» **DATASET RECORDS**:
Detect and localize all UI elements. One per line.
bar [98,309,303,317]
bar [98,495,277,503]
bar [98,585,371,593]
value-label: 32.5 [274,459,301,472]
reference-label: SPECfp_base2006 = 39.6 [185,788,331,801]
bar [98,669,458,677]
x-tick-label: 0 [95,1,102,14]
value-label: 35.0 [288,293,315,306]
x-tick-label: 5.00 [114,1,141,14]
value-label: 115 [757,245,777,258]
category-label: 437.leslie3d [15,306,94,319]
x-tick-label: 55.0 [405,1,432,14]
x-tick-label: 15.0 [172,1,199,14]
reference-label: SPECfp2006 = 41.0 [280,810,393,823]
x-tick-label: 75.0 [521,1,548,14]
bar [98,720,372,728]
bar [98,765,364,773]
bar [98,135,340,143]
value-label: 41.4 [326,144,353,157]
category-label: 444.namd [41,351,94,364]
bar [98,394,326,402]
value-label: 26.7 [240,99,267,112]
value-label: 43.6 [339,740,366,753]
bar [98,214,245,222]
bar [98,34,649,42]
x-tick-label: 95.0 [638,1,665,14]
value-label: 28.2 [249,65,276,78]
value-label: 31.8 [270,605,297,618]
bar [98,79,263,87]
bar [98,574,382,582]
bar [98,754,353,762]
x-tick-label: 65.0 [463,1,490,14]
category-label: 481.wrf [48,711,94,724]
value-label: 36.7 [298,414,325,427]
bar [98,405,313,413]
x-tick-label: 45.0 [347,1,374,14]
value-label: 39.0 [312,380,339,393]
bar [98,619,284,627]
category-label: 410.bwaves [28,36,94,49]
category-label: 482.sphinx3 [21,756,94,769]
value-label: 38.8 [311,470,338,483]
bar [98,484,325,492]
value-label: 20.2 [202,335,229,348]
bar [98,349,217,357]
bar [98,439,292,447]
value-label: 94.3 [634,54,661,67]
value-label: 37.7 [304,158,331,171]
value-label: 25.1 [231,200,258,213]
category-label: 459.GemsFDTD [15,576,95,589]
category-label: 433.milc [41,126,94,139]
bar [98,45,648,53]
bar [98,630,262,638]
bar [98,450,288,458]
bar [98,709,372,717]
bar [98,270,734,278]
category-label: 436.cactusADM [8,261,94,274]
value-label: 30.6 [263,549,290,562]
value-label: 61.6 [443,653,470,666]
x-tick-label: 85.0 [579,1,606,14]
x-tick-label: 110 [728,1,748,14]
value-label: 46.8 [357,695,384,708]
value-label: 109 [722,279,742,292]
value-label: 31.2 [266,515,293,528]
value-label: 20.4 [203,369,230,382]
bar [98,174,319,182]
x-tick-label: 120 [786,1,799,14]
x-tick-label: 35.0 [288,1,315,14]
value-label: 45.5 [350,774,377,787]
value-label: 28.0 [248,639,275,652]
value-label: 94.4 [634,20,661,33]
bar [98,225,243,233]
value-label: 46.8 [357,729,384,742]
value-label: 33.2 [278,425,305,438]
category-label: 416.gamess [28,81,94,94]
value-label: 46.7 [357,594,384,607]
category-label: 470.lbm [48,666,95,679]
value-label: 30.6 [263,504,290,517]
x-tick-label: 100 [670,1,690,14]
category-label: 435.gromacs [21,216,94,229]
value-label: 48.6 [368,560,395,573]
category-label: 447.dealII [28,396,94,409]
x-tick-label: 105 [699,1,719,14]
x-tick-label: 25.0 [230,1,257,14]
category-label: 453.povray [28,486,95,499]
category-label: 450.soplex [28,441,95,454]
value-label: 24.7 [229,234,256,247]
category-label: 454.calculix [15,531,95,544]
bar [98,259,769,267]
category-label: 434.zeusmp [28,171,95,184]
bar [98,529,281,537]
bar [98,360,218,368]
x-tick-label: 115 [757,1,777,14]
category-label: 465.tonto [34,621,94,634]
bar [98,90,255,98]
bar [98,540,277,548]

» **WHAT IS EXPECTED**: Copy every line of the entries above without changing a single character.

» **SOLUTION TO THE PROBLEM**:
Detect and localize all UI elements. One per line.
bar [98,309,303,317]
bar [98,495,277,503]
bar [98,585,371,593]
value-label: 32.5 [274,459,301,472]
reference-label: SPECfp_base2006 = 39.6 [185,788,331,801]
bar [98,669,458,677]
x-tick-label: 0 [95,1,102,14]
value-label: 35.0 [288,293,315,306]
x-tick-label: 5.00 [114,1,141,14]
value-label: 115 [757,245,777,258]
category-label: 437.leslie3d [15,306,94,319]
x-tick-label: 55.0 [405,1,432,14]
x-tick-label: 15.0 [172,1,199,14]
reference-label: SPECfp2006 = 41.0 [280,810,393,823]
x-tick-label: 75.0 [521,1,548,14]
bar [98,720,372,728]
bar [98,765,364,773]
bar [98,135,340,143]
value-label: 41.4 [326,144,353,157]
category-label: 444.namd [41,351,94,364]
bar [98,394,326,402]
value-label: 26.7 [240,99,267,112]
value-label: 43.6 [339,740,366,753]
bar [98,214,245,222]
bar [98,34,649,42]
x-tick-label: 95.0 [638,1,665,14]
value-label: 28.2 [249,65,276,78]
value-label: 31.8 [270,605,297,618]
bar [98,79,263,87]
bar [98,574,382,582]
bar [98,754,353,762]
x-tick-label: 65.0 [463,1,490,14]
category-label: 481.wrf [48,711,94,724]
value-label: 36.7 [298,414,325,427]
bar [98,405,313,413]
x-tick-label: 45.0 [347,1,374,14]
value-label: 39.0 [312,380,339,393]
bar [98,619,284,627]
category-label: 410.bwaves [28,36,94,49]
category-label: 482.sphinx3 [21,756,94,769]
value-label: 38.8 [311,470,338,483]
bar [98,484,325,492]
value-label: 20.2 [202,335,229,348]
bar [98,349,217,357]
bar [98,439,292,447]
value-label: 94.3 [634,54,661,67]
value-label: 37.7 [304,158,331,171]
value-label: 25.1 [231,200,258,213]
category-label: 459.GemsFDTD [15,576,95,589]
category-label: 433.milc [41,126,94,139]
bar [98,45,648,53]
bar [98,630,262,638]
bar [98,450,288,458]
bar [98,709,372,717]
bar [98,270,734,278]
category-label: 436.cactusADM [8,261,94,274]
value-label: 30.6 [263,549,290,562]
value-label: 61.6 [443,653,470,666]
x-tick-label: 85.0 [579,1,606,14]
x-tick-label: 110 [728,1,748,14]
value-label: 46.8 [357,695,384,708]
value-label: 109 [722,279,742,292]
value-label: 31.2 [266,515,293,528]
value-label: 20.4 [203,369,230,382]
bar [98,174,319,182]
x-tick-label: 120 [786,1,799,14]
x-tick-label: 35.0 [288,1,315,14]
value-label: 45.5 [350,774,377,787]
value-label: 28.0 [248,639,275,652]
value-label: 94.4 [634,20,661,33]
bar [98,225,243,233]
value-label: 46.8 [357,729,384,742]
value-label: 33.2 [278,425,305,438]
category-label: 416.gamess [28,81,94,94]
value-label: 46.7 [357,594,384,607]
category-label: 470.lbm [48,666,95,679]
value-label: 30.6 [263,504,290,517]
x-tick-label: 100 [670,1,690,14]
category-label: 435.gromacs [21,216,94,229]
value-label: 48.6 [368,560,395,573]
category-label: 447.dealII [28,396,94,409]
x-tick-label: 105 [699,1,719,14]
x-tick-label: 25.0 [230,1,257,14]
category-label: 453.povray [28,486,95,499]
category-label: 450.soplex [28,441,95,454]
value-label: 24.7 [229,234,256,247]
category-label: 454.calculix [15,531,95,544]
bar [98,259,769,267]
category-label: 434.zeusmp [28,171,95,184]
bar [98,529,281,537]
bar [98,360,218,368]
x-tick-label: 115 [757,1,777,14]
category-label: 465.tonto [34,621,94,634]
bar [98,90,255,98]
bar [98,540,277,548]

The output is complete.